▶ Selected extract
------------------------------------

Key opportunities exist around:
- open policy
- open pedagogies for increasing motivation
- open licensing key-note talks from visiting scholars
- OER for first year program
- early adopter and innovator use of OER – pilots
- Technology Enabled Learning strategy – but implementation stalled
- open access publishing of QU research
- library – institutional repository DSpace – OA research publication and theses, visiting scholars, finding and curating collections of QU specific OER
- Qatar Foundation – Education Above All initiative
Overall I was deeply impressed by the insights and plans that have emerged in the MENA region in response to the Open Book Project. There is huge potential. The US State Department and others could continue to play a key role as these countries move to implementation. It is not clear if the Open Book Project will continue but even if it doesn’t the recent U.S. Open Government Partnership National Action Plan makes a commitment to promote open educational resources, to help teachers and students everywhere. It outlines three key activities:
- Raise open education awareness and identify new partnerships. The U.S. Department of State, the U.S. Department of Education, and the Office of Science and Technology Policy will jointly host a workshop on challenges and opportunities in open education internationally with stakeholders from academia, industry, and government. The session will foster collaboration among OGP members and other interested governments and will produce best practices to inform good policies in open education.

------------------------------------

▶ The task
In the open education passage, which three bodies will jointly host the workshop on open education? Answer from the open education passage alone, not from the rows.

▶ Extracted records
------------------------------------

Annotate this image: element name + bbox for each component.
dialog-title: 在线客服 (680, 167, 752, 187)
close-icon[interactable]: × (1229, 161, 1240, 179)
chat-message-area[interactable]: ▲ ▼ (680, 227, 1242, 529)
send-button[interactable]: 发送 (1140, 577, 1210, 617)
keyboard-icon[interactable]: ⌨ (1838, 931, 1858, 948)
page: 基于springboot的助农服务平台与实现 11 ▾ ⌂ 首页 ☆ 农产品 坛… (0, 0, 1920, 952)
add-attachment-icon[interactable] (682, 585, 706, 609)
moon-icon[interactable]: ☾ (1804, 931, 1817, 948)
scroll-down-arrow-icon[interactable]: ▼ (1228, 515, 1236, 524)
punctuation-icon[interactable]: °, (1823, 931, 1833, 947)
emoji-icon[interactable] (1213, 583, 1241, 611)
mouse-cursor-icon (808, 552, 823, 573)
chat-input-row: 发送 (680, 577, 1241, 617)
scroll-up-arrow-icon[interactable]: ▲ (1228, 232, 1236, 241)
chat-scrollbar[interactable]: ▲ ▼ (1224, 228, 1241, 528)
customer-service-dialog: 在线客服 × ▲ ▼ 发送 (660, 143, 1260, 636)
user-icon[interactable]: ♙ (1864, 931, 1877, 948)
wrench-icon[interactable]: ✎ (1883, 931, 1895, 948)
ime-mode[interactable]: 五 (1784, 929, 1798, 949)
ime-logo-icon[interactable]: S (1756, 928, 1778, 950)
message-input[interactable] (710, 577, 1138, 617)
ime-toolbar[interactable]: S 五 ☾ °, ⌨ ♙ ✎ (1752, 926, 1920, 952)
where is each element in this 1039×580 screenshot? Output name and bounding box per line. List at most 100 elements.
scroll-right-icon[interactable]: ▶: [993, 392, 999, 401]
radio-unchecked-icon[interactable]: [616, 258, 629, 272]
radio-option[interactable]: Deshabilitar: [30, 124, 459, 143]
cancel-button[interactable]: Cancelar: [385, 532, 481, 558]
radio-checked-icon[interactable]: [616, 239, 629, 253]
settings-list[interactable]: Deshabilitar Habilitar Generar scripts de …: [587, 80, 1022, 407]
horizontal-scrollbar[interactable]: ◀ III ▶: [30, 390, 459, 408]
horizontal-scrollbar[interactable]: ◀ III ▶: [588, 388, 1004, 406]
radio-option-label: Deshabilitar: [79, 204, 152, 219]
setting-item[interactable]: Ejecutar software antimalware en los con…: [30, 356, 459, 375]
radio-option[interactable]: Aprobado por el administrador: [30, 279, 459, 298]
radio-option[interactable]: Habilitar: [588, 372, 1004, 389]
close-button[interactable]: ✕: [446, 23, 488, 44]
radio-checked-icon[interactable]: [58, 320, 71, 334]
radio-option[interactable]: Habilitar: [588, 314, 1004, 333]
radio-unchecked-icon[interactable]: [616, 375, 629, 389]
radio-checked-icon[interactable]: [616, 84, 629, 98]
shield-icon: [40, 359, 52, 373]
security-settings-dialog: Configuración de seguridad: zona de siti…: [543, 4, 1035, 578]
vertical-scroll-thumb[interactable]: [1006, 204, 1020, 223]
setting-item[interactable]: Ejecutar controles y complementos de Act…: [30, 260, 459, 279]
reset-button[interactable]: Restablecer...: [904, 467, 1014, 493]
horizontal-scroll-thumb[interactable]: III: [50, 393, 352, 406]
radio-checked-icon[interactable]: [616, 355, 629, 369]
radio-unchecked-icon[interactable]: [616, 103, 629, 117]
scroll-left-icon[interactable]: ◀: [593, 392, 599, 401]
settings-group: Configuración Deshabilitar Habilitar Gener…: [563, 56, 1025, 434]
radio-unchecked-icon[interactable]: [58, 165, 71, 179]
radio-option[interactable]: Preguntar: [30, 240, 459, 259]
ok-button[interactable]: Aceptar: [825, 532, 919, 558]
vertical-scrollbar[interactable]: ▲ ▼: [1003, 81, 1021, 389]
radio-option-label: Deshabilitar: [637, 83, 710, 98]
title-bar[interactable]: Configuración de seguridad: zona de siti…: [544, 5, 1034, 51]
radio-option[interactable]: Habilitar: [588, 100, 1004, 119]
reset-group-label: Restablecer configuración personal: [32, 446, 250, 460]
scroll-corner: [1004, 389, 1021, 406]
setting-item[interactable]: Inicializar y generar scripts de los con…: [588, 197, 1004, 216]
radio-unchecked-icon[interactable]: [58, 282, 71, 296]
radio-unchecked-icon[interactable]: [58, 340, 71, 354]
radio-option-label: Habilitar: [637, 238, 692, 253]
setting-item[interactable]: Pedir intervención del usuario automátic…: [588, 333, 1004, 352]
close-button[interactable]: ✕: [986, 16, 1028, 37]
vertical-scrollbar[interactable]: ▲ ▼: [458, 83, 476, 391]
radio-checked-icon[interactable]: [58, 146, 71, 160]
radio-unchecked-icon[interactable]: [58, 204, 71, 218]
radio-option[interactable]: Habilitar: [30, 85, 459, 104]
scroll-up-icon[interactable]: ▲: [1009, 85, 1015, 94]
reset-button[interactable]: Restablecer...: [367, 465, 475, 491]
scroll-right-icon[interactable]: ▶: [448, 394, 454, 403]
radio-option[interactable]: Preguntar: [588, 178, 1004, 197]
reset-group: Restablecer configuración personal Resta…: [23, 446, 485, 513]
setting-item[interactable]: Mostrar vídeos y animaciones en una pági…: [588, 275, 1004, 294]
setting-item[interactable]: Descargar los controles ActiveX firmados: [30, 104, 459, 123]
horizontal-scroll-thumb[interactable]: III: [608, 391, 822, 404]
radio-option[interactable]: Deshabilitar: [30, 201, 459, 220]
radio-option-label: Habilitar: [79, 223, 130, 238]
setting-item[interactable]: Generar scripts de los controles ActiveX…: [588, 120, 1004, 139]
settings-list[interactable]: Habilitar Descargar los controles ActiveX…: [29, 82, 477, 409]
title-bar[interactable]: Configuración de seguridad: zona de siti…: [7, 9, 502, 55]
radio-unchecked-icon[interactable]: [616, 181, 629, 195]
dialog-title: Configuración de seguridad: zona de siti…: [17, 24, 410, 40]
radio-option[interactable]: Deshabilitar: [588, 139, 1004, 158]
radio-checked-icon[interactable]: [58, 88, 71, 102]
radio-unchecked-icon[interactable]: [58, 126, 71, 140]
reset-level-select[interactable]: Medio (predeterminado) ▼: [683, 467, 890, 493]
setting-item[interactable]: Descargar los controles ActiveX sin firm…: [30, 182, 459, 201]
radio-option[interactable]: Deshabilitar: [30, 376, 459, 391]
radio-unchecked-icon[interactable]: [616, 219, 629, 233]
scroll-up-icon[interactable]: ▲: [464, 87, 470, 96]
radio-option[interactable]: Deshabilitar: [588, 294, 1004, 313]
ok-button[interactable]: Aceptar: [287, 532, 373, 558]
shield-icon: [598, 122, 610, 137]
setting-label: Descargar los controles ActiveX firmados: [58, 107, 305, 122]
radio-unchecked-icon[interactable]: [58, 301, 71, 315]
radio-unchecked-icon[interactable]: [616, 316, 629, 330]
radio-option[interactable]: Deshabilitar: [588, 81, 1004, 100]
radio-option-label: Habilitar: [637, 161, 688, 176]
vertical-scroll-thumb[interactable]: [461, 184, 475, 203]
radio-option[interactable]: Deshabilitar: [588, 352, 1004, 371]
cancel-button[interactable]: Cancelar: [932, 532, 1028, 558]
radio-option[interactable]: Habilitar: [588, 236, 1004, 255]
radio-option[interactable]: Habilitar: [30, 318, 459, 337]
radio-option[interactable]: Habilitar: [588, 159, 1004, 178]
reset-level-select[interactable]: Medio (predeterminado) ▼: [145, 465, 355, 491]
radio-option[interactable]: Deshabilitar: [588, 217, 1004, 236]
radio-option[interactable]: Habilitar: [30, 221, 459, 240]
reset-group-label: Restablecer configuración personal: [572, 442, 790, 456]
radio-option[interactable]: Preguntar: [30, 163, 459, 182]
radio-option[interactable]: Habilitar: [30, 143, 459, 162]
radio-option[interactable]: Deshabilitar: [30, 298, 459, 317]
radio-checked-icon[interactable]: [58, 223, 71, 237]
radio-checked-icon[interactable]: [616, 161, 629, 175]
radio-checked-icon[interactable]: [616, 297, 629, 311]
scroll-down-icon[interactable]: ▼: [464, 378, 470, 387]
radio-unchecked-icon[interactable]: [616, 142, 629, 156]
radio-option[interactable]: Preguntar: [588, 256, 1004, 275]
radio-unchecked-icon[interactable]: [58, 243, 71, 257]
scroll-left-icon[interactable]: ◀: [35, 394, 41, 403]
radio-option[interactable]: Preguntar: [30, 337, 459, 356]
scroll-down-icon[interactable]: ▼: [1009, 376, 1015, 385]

------------------------------------

▶ Written solution
- The U.S. Department of State
- The U.S. Department of Education
- The Office of Science and Technology Policy